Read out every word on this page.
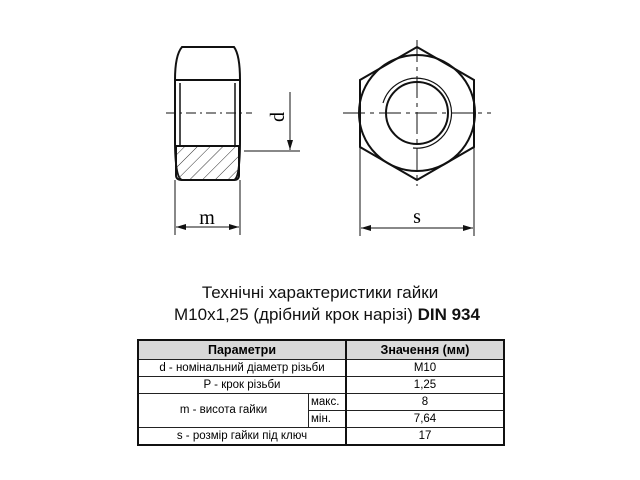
m
d
s
Технічні характеристики гайки
M10x1,25 (дрібний крок нарізі) DIN 934
Параметри		Значення (мм)
d - номінальний діаметр різьби		M10
P - крок різьби		1,25
m - висота гайки	макс.	8
	мін.	7,64
s - розмір гайки під ключ		17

**Short problem**
Reproduce all entries exactly. Pictures do not belong in the copy.

**Solution to this problem**
Read out every word on this page.
m
d
s
Технічні характеристики гайки
M10x1,25 (дрібний крок нарізі) DIN 934
Параметри		Значення (мм)
d - номінальний діаметр різьби		M10
P - крок різьби		1,25
m - висота гайки	макс.	8
	мін.	7,64
s - розмір гайки під ключ		17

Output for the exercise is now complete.